WRITTEN INSTRUCTION
Output every entry exactly as given.

RECORDS FOR THIS TASK
## begin
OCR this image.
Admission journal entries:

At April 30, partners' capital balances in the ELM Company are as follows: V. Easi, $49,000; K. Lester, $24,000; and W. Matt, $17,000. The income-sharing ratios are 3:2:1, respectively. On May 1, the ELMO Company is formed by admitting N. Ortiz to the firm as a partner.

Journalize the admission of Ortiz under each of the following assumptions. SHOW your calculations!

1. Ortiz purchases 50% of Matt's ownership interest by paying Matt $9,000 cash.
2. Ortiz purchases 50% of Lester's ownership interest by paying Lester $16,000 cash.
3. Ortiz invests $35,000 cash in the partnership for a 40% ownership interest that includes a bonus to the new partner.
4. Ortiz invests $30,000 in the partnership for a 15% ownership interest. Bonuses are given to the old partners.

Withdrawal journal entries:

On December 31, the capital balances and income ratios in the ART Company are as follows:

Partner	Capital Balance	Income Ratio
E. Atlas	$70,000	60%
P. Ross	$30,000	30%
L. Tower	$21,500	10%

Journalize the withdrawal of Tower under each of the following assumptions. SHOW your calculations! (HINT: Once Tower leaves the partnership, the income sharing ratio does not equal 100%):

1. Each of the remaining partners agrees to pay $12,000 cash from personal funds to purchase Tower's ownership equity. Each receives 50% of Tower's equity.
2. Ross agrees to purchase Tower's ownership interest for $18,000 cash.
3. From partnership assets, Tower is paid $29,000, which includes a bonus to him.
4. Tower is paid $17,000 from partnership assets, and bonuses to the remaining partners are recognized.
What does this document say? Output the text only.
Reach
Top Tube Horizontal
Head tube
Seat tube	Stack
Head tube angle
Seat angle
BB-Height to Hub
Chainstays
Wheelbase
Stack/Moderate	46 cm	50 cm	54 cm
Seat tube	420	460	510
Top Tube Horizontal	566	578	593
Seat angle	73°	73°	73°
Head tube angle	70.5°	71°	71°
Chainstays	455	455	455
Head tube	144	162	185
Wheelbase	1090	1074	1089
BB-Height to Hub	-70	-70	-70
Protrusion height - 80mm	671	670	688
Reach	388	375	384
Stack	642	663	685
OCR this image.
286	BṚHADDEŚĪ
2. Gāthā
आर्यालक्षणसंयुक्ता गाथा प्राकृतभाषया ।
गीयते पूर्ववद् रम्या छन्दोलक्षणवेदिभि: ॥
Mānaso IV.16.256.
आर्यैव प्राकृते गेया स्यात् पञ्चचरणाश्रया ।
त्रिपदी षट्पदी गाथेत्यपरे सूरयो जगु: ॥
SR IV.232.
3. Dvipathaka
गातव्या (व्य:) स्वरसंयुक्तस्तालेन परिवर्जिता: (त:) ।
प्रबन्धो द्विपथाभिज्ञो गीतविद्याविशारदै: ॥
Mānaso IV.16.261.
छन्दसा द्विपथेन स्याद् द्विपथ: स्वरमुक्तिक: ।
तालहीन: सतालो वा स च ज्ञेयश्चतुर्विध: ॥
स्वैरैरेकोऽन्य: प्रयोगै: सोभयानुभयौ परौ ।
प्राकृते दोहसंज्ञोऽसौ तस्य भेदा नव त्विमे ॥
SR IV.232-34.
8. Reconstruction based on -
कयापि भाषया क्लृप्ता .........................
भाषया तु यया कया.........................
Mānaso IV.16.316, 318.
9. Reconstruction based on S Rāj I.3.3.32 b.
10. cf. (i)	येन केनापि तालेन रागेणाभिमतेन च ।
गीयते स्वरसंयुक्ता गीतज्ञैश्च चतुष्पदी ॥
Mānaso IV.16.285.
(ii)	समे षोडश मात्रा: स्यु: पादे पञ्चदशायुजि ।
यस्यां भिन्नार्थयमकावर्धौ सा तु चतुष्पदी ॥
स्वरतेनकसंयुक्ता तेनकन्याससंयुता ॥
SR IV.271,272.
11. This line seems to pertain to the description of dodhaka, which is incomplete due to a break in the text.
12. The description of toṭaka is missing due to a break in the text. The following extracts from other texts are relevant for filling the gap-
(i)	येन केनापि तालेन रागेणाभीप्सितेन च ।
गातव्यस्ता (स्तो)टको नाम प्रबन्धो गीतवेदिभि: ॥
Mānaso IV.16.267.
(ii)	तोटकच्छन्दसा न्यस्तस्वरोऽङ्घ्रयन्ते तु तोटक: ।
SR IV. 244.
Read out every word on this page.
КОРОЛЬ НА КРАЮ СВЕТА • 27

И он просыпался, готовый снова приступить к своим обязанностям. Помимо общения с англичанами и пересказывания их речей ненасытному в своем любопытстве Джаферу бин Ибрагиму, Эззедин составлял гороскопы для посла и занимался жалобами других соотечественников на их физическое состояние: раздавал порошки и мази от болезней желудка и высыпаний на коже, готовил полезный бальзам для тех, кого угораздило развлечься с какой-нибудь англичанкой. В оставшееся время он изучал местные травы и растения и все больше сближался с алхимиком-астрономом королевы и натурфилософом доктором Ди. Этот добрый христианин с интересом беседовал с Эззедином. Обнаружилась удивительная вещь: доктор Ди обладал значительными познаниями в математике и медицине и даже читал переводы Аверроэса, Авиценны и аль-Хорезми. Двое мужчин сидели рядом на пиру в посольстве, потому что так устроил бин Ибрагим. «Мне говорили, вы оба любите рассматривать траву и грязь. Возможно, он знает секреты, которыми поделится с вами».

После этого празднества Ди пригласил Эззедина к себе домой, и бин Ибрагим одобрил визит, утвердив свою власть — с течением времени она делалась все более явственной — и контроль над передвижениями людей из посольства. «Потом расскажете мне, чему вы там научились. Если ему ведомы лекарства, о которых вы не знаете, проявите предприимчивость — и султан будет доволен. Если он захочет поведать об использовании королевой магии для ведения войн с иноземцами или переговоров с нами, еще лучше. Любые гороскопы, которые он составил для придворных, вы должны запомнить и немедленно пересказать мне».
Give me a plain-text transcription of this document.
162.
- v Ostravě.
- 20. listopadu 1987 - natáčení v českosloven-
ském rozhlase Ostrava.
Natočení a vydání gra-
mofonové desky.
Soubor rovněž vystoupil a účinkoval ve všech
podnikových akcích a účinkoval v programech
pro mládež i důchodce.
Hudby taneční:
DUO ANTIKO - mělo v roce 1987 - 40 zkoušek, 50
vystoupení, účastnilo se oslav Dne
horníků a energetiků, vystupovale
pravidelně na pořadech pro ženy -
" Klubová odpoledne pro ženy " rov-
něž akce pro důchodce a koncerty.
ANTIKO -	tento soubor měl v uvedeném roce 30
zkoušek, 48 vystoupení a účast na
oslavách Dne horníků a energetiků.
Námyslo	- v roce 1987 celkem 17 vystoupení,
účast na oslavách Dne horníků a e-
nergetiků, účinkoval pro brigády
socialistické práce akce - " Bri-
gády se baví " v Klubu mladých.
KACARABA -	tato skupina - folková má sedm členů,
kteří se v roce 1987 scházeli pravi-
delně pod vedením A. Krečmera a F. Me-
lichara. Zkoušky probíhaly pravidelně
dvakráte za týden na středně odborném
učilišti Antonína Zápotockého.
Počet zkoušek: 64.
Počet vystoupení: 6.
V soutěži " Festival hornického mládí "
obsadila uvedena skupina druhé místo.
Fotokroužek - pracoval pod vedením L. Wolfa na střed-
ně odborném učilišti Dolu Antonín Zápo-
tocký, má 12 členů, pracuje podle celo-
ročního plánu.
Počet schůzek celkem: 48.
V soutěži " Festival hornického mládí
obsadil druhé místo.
## end
TASK RESULT
OCR this image.
Admission journal entries:

At April 30, partners' capital balances in the ELM Company are as follows: V. Easi, $49,000; K. Lester, $24,000; and W. Matt, $17,000. The income-sharing ratios are 3:2:1, respectively. On May 1, the ELMO Company is formed by admitting N. Ortiz to the firm as a partner.

Journalize the admission of Ortiz under each of the following assumptions. SHOW your calculations!

1. Ortiz purchases 50% of Matt's ownership interest by paying Matt $9,000 cash.
2. Ortiz purchases 50% of Lester's ownership interest by paying Lester $16,000 cash.
3. Ortiz invests $35,000 cash in the partnership for a 40% ownership interest that includes a bonus to the new partner.
4. Ortiz invests $30,000 in the partnership for a 15% ownership interest. Bonuses are given to the old partners.

Withdrawal journal entries:

On December 31, the capital balances and income ratios in the ART Company are as follows:

Partner	Capital Balance	Income Ratio
E. Atlas	$70,000	60%
P. Ross	$30,000	30%
L. Tower	$21,500	10%

Journalize the withdrawal of Tower under each of the following assumptions. SHOW your calculations! (HINT: Once Tower leaves the partnership, the income sharing ratio does not equal 100%):

1. Each of the remaining partners agrees to pay $12,000 cash from personal funds to purchase Tower's ownership equity. Each receives 50% of Tower's equity.
2. Ross agrees to purchase Tower's ownership interest for $18,000 cash.
3. From partnership assets, Tower is paid $29,000, which includes a bonus to him.
4. Tower is paid $17,000 from partnership assets, and bonuses to the remaining partners are recognized.
What does this document say? Output the text only.
Reach
Top Tube Horizontal
Head tube
Seat tube	Stack
Head tube angle
Seat angle
BB-Height to Hub
Chainstays
Wheelbase
Stack/Moderate	46 cm	50 cm	54 cm
Seat tube	420	460	510
Top Tube Horizontal	566	578	593
Seat angle	73°	73°	73°
Head tube angle	70.5°	71°	71°
Chainstays	455	455	455
Head tube	144	162	185
Wheelbase	1090	1074	1089
BB-Height to Hub	-70	-70	-70
Protrusion height - 80mm	671	670	688
Reach	388	375	384
Stack	642	663	685
OCR this image.
286	BṚHADDEŚĪ
2. Gāthā
आर्यालक्षणसंयुक्ता गाथा प्राकृतभाषया ।
गीयते पूर्ववद् रम्या छन्दोलक्षणवेदिभि: ॥
Mānaso IV.16.256.
आर्यैव प्राकृते गेया स्यात् पञ्चचरणाश्रया ।
त्रिपदी षट्पदी गाथेत्यपरे सूरयो जगु: ॥
SR IV.232.
3. Dvipathaka
गातव्या (व्य:) स्वरसंयुक्तस्तालेन परिवर्जिता: (त:) ।
प्रबन्धो द्विपथाभिज्ञो गीतविद्याविशारदै: ॥
Mānaso IV.16.261.
छन्दसा द्विपथेन स्याद् द्विपथ: स्वरमुक्तिक: ।
तालहीन: सतालो वा स च ज्ञेयश्चतुर्विध: ॥
स्वैरैरेकोऽन्य: प्रयोगै: सोभयानुभयौ परौ ।
प्राकृते दोहसंज्ञोऽसौ तस्य भेदा नव त्विमे ॥
SR IV.232-34.
8. Reconstruction based on -
कयापि भाषया क्लृप्ता .........................
भाषया तु यया कया.........................
Mānaso IV.16.316, 318.
9. Reconstruction based on S Rāj I.3.3.32 b.
10. cf. (i)	येन केनापि तालेन रागेणाभिमतेन च ।
गीयते स्वरसंयुक्ता गीतज्ञैश्च चतुष्पदी ॥
Mānaso IV.16.285.
(ii)	समे षोडश मात्रा: स्यु: पादे पञ्चदशायुजि ।
यस्यां भिन्नार्थयमकावर्धौ सा तु चतुष्पदी ॥
स्वरतेनकसंयुक्ता तेनकन्याससंयुता ॥
SR IV.271,272.
11. This line seems to pertain to the description of dodhaka, which is incomplete due to a break in the text.
12. The description of toṭaka is missing due to a break in the text. The following extracts from other texts are relevant for filling the gap-
(i)	येन केनापि तालेन रागेणाभीप्सितेन च ।
गातव्यस्ता (स्तो)टको नाम प्रबन्धो गीतवेदिभि: ॥
Mānaso IV.16.267.
(ii)	तोटकच्छन्दसा न्यस्तस्वरोऽङ्घ्रयन्ते तु तोटक: ।
SR IV. 244.
Read out every word on this page.
КОРОЛЬ НА КРАЮ СВЕТА • 27

И он просыпался, готовый снова приступить к своим обязанностям. Помимо общения с англичанами и пересказывания их речей ненасытному в своем любопытстве Джаферу бин Ибрагиму, Эззедин составлял гороскопы для посла и занимался жалобами других соотечественников на их физическое состояние: раздавал порошки и мази от болезней желудка и высыпаний на коже, готовил полезный бальзам для тех, кого угораздило развлечься с какой-нибудь англичанкой. В оставшееся время он изучал местные травы и растения и все больше сближался с алхимиком-астрономом королевы и натурфилософом доктором Ди. Этот добрый христианин с интересом беседовал с Эззедином. Обнаружилась удивительная вещь: доктор Ди обладал значительными познаниями в математике и медицине и даже читал переводы Аверроэса, Авиценны и аль-Хорезми. Двое мужчин сидели рядом на пиру в посольстве, потому что так устроил бин Ибрагим. «Мне говорили, вы оба любите рассматривать траву и грязь. Возможно, он знает секреты, которыми поделится с вами».

После этого празднества Ди пригласил Эззедина к себе домой, и бин Ибрагим одобрил визит, утвердив свою власть — с течением времени она делалась все более явственной — и контроль над передвижениями людей из посольства. «Потом расскажете мне, чему вы там научились. Если ему ведомы лекарства, о которых вы не знаете, проявите предприимчивость — и султан будет доволен. Если он захочет поведать об использовании королевой магии для ведения войн с иноземцами или переговоров с нами, еще лучше. Любые гороскопы, которые он составил для придворных, вы должны запомнить и немедленно пересказать мне».
Give me a plain-text transcription of this document.
162.
- v Ostravě.
- 20. listopadu 1987 - natáčení v českosloven-
ském rozhlase Ostrava.
Natočení a vydání gra-
mofonové desky.
Soubor rovněž vystoupil a účinkoval ve všech
podnikových akcích a účinkoval v programech
pro mládež i důchodce.
Hudby taneční:
DUO ANTIKO - mělo v roce 1987 - 40 zkoušek, 50
vystoupení, účastnilo se oslav Dne
horníků a energetiků, vystupovale
pravidelně na pořadech pro ženy -
" Klubová odpoledne pro ženy " rov-
něž akce pro důchodce a koncerty.
ANTIKO -	tento soubor měl v uvedeném roce 30
zkoušek, 48 vystoupení a účast na
oslavách Dne horníků a energetiků.
Námyslo	- v roce 1987 celkem 17 vystoupení,
účast na oslavách Dne horníků a e-
nergetiků, účinkoval pro brigády
socialistické práce akce - " Bri-
gády se baví " v Klubu mladých.
KACARABA -	tato skupina - folková má sedm členů,
kteří se v roce 1987 scházeli pravi-
delně pod vedením A. Krečmera a F. Me-
lichara. Zkoušky probíhaly pravidelně
dvakráte za týden na středně odborném
učilišti Antonína Zápotockého.
Počet zkoušek: 64.
Počet vystoupení: 6.
V soutěži " Festival hornického mládí "
obsadila uvedena skupina druhé místo.
Fotokroužek - pracoval pod vedením L. Wolfa na střed-
ně odborném učilišti Dolu Antonín Zápo-
tocký, má 12 členů, pracuje podle celo-
ročního plánu.
Počet schůzek celkem: 48.
V soutěži " Festival hornického mládí
obsadil druhé místo.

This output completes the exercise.